_WHAT THE EXERCISE ASKS:_
Give nothing except the number of lines containing the word "than".

Saved entries
--- Start ---

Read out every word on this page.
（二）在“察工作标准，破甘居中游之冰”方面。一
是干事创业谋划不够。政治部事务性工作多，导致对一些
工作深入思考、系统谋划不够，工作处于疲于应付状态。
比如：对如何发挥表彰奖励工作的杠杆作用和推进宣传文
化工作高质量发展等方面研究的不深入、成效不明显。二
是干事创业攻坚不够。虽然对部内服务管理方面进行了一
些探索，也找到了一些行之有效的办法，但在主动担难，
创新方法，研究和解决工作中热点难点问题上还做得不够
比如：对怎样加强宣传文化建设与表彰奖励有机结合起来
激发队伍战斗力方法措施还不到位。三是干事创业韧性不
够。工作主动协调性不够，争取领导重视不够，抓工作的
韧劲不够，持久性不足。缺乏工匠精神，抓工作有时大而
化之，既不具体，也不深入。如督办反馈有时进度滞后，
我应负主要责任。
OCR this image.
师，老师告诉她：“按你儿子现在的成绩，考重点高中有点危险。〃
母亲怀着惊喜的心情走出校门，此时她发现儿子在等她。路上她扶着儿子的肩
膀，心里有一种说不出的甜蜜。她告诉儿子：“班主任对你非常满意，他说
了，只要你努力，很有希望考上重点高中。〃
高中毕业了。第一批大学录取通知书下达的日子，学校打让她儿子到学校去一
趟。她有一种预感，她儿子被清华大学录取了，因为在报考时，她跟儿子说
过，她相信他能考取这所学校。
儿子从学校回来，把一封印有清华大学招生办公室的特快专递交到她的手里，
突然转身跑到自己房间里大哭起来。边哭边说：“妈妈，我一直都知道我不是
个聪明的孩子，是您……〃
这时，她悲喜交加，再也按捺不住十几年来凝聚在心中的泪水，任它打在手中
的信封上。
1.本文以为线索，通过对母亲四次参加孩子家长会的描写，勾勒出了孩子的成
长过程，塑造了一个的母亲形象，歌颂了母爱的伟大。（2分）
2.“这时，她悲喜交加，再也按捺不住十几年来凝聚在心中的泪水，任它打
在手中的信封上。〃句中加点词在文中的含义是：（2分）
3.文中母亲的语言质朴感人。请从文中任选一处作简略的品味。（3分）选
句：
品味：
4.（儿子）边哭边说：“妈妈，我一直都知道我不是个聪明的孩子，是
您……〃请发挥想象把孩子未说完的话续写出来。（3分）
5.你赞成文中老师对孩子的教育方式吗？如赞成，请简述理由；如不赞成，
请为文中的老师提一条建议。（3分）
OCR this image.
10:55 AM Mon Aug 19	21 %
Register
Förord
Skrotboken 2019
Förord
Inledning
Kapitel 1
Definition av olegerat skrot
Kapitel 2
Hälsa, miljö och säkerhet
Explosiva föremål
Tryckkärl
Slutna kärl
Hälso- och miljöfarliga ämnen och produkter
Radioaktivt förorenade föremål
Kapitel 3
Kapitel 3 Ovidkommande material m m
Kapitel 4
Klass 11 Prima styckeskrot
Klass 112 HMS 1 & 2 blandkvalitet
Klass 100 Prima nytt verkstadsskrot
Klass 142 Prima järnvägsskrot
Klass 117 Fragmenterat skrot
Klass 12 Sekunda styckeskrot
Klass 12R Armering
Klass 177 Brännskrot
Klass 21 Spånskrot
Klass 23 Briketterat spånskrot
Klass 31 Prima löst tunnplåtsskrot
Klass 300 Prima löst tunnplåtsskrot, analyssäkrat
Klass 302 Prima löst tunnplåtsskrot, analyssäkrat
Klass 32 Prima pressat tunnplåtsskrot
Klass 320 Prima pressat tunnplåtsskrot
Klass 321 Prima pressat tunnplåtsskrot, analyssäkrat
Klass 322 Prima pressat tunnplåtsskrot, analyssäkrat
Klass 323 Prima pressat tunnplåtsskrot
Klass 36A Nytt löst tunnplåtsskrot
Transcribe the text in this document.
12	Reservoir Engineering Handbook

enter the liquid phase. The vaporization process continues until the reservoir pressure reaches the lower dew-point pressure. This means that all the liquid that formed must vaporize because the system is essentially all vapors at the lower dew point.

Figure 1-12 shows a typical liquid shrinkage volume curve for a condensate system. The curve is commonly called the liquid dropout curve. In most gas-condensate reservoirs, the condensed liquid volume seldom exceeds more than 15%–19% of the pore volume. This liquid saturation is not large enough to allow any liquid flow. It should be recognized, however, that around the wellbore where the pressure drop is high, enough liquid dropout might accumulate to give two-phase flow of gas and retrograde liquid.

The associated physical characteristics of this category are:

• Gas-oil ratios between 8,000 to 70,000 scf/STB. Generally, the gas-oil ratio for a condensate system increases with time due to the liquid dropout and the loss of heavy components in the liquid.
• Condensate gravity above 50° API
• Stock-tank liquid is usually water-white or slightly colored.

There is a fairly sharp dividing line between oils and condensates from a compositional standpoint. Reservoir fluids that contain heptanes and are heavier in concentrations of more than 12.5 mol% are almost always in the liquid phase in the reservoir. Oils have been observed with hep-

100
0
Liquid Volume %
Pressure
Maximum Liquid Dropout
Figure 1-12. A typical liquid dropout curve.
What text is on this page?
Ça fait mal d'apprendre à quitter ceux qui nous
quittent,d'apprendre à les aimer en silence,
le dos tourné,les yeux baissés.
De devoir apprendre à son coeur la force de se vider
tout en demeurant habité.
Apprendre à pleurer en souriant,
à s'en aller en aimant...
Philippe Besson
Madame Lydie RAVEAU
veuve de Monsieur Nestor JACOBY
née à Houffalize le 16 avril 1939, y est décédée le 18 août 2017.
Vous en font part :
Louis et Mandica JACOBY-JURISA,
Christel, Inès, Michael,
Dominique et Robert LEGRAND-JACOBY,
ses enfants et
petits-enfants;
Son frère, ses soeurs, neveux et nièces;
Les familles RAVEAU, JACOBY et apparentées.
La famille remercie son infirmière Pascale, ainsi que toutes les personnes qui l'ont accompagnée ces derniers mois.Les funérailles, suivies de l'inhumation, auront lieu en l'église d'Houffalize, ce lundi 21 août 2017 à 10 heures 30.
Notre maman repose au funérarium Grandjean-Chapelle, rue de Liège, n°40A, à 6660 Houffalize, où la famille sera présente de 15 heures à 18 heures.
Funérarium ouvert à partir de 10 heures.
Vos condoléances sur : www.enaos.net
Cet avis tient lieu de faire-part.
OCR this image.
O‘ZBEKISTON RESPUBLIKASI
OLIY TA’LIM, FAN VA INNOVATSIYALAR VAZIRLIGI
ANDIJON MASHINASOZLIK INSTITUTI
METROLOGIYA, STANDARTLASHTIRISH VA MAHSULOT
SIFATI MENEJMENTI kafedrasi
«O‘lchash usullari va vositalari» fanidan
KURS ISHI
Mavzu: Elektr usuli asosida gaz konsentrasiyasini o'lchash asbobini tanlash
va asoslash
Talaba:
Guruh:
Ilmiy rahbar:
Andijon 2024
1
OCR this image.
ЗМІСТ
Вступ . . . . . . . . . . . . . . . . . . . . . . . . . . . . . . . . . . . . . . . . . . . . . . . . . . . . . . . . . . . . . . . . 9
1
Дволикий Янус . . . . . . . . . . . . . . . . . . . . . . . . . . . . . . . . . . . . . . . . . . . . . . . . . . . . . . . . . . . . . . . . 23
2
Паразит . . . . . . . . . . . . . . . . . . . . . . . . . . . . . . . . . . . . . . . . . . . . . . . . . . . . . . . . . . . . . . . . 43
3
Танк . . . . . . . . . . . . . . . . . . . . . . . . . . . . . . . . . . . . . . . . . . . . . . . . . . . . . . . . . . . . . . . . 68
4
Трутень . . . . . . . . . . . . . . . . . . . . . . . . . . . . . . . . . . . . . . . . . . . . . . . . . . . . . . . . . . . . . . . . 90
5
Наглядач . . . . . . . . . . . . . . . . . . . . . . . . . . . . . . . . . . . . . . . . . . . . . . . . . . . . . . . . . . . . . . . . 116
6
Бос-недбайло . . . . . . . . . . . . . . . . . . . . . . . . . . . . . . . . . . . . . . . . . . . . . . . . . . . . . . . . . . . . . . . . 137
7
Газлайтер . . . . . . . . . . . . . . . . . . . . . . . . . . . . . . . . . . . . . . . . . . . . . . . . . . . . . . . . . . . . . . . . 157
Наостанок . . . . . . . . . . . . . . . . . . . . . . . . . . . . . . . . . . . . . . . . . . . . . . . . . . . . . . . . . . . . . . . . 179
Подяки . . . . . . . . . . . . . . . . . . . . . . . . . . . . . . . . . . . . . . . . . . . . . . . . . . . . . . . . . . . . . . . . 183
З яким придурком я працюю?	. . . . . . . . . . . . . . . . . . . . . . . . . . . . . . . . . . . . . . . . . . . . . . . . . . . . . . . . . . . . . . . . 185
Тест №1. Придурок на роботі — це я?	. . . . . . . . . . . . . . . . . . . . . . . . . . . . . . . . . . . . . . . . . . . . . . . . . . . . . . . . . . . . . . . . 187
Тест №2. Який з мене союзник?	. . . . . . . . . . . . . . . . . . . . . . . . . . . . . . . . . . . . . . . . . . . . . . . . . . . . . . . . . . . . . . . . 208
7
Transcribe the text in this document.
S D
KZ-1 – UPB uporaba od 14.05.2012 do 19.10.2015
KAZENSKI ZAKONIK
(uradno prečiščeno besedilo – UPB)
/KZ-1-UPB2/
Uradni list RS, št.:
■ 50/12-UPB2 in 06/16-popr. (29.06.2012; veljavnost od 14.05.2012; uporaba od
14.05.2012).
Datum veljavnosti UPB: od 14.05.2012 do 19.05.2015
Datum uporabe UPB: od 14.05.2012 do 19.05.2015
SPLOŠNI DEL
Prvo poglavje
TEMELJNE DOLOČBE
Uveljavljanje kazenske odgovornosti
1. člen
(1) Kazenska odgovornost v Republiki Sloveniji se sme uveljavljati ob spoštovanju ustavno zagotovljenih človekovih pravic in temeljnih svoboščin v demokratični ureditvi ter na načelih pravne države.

--- End ---

_EXERCISE RESULT:_
2